* _Document passage_:
◇ ◇ ◇ ◇ ◇ ◇ ◇
Skip to content

fix 5 critical pipeline and render performance bottlenecks#1012

Open
Mitesh-Chaudhari wants to merge 2 commits intolichtblick-suite:developfrom
Mitesh-Chaudhari:bugfix/critical-fixes-for-performance-improvements
Open

fix 5 critical pipeline and render performance bottlenecks#1012
Mitesh-Chaudhari wants to merge 2 commits intolichtblick-suite:developfrom
Mitesh-Chaudhari:bugfix/critical-fixes-for-performance-improvements

Conversation

@Mitesh-Chaudhari
Copy link
Copy Markdown

@Mitesh-Chaudhari Mitesh-Chaudhari commented Mar 25, 2026

User-Facing Changes

This PR addresses five critical performance bottlenecks identified through structured analysis under high-volume MCAP workloads. Users will experience:

  • Faster Topic Changes: Adding a new topic no longer wipes the entire in-memory cache. Seek performance is maintained after subscription changes.

  • Smoother 3D Rendering: Redundant React re-renders on every pipeline tick are eliminated. WebGL frames are now scheduled via requestAnimationFrame.

  • Faster User Script Preloading: Preloaded blocks are processed in parallel across Worker RPCs, significantly reducing wait times for large files.

  • Reduced UI Jank: Panel log writes no longer force every PanelContext consumer to re-render.

Description

C-1 — CachingIterableSource: selective block eviction on topic change
File: packages/suite-base/src/players/IterablePlayer/CachingIterableSource.ts

  • Problem
    Every topic-subscription change — including adding a single topic — triggered a full cache wipe:
    // Before
this.#cache.length = 0;   // discard up to 600 MB
this.#totalSizeBytes = 0;

A cache built over several minutes of forward playback was silently destroyed whenever any panel added a subscription, forcing a full re-read from disk.

  • Root cause
    CacheBlock stored no record of which topics it was read with, making it impossible to know which blocks were still valid for the new subscription set.

  • Fix
    Added a topics: TopicSelection field to CacheBlock, stamped at creation time. On a topic change a three-case strategy is applied:

  1. Case : Empty subscription
    Action : Wipe everything (unchanged)

  2. Case : Topic additions
    Action : Evict only blocks whose block.topics is missing at least one new topic

  3. Case : Topic removals only
    Action : Keep the entire cache — downstream iterator skips unsubscribed topics

Also added #highWaterMark: Time tracking (advances as blocks are consumed) as a secondary safety bound for future eviction work.

Test updated: CachingIterableSource.test.ts — "should clear the cache when topics change" updated to assert selective preservation.
◇ ◇ ◇ ◇ ◇ ◇ ◇
* _List of tasks_:
1: According to the pull request, which field was added to CacheBlock as part of the fix?
2: Rewrite the pull request's paragraph beginning "A cache built over several minutes" in fewer words, keeping its main facts.
3: From the pull request, return the text starting at "This PR addresses" and ending at "consumer to re-render.".

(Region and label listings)
◇ ◇ ◇ ◇ ◇ ◇ ◇
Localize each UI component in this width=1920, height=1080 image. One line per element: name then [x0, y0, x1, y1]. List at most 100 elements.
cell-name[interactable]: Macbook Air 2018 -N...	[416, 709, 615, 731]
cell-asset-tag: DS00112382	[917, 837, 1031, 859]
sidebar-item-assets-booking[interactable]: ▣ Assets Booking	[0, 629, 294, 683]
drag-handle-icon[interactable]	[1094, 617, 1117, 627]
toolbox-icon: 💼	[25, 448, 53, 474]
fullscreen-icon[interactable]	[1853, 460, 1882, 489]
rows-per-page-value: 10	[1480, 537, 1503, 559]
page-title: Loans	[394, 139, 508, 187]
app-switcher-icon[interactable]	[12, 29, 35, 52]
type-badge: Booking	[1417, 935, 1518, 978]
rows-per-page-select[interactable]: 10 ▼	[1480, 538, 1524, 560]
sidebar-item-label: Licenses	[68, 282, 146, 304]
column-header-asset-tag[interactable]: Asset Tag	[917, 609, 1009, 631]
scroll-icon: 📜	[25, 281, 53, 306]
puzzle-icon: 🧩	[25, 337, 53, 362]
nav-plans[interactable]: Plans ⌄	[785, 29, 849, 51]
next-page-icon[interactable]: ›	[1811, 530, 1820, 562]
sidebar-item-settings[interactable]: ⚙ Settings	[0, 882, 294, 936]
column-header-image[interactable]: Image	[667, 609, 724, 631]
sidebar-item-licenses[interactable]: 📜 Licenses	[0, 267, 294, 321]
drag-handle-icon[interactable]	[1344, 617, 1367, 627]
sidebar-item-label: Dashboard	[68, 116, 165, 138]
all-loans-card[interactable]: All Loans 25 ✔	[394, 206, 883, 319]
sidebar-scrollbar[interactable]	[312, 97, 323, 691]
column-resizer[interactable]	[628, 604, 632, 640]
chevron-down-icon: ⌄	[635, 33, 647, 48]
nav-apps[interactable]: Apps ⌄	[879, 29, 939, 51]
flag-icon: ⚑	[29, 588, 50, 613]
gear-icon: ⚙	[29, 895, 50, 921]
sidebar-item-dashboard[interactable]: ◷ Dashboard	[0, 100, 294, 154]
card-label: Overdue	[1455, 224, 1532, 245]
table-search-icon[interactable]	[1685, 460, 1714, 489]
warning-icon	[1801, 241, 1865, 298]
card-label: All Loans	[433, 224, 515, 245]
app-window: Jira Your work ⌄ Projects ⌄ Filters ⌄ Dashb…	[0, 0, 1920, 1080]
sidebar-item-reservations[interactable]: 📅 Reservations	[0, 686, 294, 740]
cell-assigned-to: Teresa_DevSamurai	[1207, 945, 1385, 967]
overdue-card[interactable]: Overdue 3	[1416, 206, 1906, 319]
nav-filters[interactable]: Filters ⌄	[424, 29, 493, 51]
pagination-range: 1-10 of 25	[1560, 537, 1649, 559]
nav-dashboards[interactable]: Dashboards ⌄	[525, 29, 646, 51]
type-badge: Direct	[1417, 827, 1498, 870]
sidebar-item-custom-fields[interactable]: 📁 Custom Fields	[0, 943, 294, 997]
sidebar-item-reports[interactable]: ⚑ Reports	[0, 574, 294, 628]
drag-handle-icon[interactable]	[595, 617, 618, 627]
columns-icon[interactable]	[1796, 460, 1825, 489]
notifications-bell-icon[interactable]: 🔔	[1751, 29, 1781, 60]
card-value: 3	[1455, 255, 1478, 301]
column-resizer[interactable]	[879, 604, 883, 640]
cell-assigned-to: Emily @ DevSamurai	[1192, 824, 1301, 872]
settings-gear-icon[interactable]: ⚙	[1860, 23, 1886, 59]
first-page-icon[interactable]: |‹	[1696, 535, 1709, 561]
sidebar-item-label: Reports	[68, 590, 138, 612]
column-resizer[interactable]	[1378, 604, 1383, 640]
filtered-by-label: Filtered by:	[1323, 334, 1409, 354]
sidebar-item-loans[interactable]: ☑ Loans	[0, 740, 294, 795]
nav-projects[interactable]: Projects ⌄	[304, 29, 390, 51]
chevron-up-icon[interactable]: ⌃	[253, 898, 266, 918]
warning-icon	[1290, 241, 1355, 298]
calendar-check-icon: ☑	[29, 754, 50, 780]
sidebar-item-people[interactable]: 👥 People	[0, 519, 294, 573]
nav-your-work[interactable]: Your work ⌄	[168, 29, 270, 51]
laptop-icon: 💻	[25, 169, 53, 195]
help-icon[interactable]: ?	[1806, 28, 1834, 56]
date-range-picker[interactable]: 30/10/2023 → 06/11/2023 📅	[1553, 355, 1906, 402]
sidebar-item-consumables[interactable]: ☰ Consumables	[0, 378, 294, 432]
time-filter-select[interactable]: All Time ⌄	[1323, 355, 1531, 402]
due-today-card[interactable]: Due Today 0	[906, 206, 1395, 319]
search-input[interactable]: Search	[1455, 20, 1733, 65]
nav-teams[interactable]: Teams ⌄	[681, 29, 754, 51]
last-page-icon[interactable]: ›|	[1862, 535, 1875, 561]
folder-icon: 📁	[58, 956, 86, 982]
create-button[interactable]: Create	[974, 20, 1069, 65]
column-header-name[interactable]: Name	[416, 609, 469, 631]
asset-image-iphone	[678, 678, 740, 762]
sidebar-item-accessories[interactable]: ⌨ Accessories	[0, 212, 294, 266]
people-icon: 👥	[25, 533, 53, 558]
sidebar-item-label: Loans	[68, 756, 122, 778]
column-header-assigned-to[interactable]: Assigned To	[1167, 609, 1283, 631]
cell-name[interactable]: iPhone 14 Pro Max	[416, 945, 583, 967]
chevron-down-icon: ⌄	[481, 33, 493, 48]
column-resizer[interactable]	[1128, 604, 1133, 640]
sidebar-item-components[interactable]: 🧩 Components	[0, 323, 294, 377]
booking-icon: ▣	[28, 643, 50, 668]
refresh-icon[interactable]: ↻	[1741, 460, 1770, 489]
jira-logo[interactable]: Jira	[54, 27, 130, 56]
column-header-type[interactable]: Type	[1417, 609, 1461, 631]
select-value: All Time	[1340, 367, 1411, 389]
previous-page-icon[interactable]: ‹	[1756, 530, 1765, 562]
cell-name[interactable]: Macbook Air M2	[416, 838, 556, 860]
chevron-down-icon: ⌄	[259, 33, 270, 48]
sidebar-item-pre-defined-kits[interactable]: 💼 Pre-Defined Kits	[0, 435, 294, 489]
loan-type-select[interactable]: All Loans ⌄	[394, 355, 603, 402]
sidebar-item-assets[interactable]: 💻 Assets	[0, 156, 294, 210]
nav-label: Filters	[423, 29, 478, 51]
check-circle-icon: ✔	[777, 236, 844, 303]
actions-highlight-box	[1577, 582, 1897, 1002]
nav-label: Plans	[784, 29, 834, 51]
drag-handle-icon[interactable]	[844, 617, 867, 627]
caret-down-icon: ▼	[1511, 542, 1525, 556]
◇ ◇ ◇ ◇ ◇ ◇ ◇
* _Complete answers_:
1: A topics: TopicSelection field, stamped at creation time.

2: Any panel adding a subscription silently erased a cache built over minutes of forward playback, forcing a full re-read from disk.

3:
This PR addresses five critical performance bottlenecks identified through structured analysis under high-volume MCAP workloads. Users will experience:

  • Faster Topic Changes: Adding a new topic no longer wipes the entire in-memory cache. Seek performance is maintained after subscription changes.

  • Smoother 3D Rendering: Redundant React re-renders on every pipeline tick are eliminated. WebGL frames are now scheduled via requestAnimationFrame.

  • Faster User Script Preloading: Preloaded blocks are processed in parallel across Worker RPCs, significantly reducing wait times for large files.

  • Reduced UI Jank: Panel log writes no longer force every PanelContext consumer to re-render.